Select from the data all lines with the word "Search".

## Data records
..............................

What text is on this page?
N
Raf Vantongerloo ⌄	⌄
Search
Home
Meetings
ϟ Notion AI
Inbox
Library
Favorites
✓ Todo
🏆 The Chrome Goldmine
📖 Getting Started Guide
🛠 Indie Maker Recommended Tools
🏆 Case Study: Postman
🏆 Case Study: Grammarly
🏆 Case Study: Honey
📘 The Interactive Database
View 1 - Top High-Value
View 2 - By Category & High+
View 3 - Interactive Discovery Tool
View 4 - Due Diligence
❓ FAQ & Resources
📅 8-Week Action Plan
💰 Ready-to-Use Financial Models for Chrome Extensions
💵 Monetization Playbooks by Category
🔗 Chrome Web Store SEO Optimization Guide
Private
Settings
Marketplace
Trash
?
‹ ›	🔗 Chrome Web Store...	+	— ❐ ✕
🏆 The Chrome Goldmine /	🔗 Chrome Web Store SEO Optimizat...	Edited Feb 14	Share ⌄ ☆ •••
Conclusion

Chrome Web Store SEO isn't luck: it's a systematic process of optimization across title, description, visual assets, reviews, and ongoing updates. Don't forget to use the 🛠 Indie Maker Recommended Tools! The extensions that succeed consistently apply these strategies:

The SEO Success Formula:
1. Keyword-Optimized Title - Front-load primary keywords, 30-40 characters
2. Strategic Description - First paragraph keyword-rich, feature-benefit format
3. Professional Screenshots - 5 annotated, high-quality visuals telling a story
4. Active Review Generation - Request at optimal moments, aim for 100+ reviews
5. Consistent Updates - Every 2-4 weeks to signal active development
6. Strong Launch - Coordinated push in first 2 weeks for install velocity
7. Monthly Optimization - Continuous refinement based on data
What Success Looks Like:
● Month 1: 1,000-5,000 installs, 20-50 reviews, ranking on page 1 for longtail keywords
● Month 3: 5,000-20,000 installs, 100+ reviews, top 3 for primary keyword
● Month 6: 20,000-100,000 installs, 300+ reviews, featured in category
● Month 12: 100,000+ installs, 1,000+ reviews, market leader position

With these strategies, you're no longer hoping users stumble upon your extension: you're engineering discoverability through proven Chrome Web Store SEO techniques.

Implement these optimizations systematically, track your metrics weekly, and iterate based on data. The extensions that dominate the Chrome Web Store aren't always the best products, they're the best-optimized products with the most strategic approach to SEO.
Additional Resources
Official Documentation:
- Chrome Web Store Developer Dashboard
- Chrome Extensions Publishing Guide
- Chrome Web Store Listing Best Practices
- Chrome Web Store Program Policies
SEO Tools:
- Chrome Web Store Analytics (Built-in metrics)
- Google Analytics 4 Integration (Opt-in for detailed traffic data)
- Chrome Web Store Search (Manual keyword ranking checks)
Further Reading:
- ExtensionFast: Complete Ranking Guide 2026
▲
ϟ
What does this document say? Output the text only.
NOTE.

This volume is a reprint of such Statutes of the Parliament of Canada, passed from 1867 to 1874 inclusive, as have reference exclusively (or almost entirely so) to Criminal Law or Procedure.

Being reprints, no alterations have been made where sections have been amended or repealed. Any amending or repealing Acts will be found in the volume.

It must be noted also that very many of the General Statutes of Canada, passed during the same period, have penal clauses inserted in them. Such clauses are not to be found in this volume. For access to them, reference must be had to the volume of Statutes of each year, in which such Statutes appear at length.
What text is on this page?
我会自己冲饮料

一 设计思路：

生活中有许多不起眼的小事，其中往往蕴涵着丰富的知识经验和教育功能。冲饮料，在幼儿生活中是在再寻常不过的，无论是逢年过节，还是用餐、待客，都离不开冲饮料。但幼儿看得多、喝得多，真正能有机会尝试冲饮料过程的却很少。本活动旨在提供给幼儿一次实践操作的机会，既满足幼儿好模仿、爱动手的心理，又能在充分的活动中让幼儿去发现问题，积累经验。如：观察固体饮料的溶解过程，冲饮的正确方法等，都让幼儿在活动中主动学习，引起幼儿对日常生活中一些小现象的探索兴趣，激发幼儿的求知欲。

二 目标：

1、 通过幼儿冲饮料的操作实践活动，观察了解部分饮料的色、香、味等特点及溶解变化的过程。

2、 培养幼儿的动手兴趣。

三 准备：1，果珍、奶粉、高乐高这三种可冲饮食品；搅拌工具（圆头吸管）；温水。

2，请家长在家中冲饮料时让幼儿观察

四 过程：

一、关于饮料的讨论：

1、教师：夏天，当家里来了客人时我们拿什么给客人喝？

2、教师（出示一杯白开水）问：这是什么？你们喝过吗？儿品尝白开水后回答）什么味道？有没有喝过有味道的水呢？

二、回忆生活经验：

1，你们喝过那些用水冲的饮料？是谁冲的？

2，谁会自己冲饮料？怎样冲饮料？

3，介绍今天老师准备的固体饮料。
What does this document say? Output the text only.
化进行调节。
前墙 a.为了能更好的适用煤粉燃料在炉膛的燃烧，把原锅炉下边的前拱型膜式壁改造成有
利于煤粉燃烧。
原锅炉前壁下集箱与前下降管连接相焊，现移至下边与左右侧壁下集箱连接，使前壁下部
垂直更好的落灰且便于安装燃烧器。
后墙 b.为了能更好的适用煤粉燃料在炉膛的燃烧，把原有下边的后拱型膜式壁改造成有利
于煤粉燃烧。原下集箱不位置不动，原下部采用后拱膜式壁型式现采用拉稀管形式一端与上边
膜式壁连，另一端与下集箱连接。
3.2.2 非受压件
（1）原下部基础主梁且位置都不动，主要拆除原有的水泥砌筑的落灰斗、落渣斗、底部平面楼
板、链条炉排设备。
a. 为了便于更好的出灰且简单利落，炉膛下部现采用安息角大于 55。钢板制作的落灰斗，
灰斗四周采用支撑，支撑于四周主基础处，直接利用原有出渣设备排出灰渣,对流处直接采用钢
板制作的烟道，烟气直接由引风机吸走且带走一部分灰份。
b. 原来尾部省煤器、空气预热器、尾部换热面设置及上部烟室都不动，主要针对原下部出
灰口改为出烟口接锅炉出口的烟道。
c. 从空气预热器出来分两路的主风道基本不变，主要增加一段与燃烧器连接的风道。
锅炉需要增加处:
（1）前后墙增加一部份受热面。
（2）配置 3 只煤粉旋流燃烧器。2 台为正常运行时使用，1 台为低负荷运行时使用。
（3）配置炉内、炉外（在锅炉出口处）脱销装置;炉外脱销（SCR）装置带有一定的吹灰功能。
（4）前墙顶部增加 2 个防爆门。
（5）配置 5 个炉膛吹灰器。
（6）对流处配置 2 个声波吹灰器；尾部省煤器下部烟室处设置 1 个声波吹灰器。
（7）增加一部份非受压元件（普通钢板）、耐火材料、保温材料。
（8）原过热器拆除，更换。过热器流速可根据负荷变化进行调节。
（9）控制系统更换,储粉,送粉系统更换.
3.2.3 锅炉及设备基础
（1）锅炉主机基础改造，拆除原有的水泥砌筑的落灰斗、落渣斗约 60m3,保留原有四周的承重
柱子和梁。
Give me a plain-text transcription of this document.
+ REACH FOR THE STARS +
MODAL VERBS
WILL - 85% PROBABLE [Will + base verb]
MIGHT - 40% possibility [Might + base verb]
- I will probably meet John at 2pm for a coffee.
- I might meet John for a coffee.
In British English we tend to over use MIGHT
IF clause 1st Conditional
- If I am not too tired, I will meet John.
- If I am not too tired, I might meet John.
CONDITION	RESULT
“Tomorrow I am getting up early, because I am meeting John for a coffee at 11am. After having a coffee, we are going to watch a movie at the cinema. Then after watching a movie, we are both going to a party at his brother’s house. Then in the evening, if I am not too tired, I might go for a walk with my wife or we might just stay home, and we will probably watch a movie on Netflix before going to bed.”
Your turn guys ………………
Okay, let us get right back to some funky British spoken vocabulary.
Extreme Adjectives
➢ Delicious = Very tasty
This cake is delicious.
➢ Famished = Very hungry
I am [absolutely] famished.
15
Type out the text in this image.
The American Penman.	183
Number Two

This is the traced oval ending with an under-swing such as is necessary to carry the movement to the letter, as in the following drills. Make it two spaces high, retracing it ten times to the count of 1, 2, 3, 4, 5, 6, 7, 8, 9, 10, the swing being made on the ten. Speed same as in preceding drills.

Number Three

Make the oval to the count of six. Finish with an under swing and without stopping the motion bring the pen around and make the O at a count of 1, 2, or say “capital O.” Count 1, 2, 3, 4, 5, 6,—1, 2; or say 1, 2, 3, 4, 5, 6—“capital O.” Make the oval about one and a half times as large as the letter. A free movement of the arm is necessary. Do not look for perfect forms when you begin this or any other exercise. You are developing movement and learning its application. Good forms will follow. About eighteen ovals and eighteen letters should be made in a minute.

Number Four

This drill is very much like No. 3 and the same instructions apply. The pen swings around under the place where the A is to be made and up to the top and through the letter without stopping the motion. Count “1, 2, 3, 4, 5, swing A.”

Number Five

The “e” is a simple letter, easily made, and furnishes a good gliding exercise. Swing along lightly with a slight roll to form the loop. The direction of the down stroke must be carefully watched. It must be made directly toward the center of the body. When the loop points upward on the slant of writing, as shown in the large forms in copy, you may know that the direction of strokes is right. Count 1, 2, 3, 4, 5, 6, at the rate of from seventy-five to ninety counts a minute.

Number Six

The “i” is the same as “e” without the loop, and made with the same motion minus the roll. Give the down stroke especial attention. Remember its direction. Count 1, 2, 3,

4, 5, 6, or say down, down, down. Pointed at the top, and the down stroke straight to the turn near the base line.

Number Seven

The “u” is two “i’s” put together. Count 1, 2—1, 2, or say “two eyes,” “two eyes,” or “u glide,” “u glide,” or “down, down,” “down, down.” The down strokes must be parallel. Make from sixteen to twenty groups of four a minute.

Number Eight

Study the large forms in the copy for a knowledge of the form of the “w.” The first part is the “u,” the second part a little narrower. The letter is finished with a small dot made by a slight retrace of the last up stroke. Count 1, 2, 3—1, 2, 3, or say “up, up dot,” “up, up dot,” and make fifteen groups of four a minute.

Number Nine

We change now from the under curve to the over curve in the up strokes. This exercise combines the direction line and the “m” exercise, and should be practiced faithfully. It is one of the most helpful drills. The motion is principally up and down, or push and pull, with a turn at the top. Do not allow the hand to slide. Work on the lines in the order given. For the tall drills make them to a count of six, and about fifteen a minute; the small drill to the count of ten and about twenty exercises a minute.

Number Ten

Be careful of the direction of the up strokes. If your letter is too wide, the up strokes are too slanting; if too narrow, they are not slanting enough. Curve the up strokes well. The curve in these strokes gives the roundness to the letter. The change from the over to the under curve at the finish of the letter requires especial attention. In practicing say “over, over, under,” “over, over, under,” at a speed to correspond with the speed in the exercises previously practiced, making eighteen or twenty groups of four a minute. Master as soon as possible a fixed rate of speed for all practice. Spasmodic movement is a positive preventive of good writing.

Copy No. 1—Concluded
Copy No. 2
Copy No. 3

..............................

## TASK RESULT
Search
- Chrome Web Store Search (Manual keyword ranking checks)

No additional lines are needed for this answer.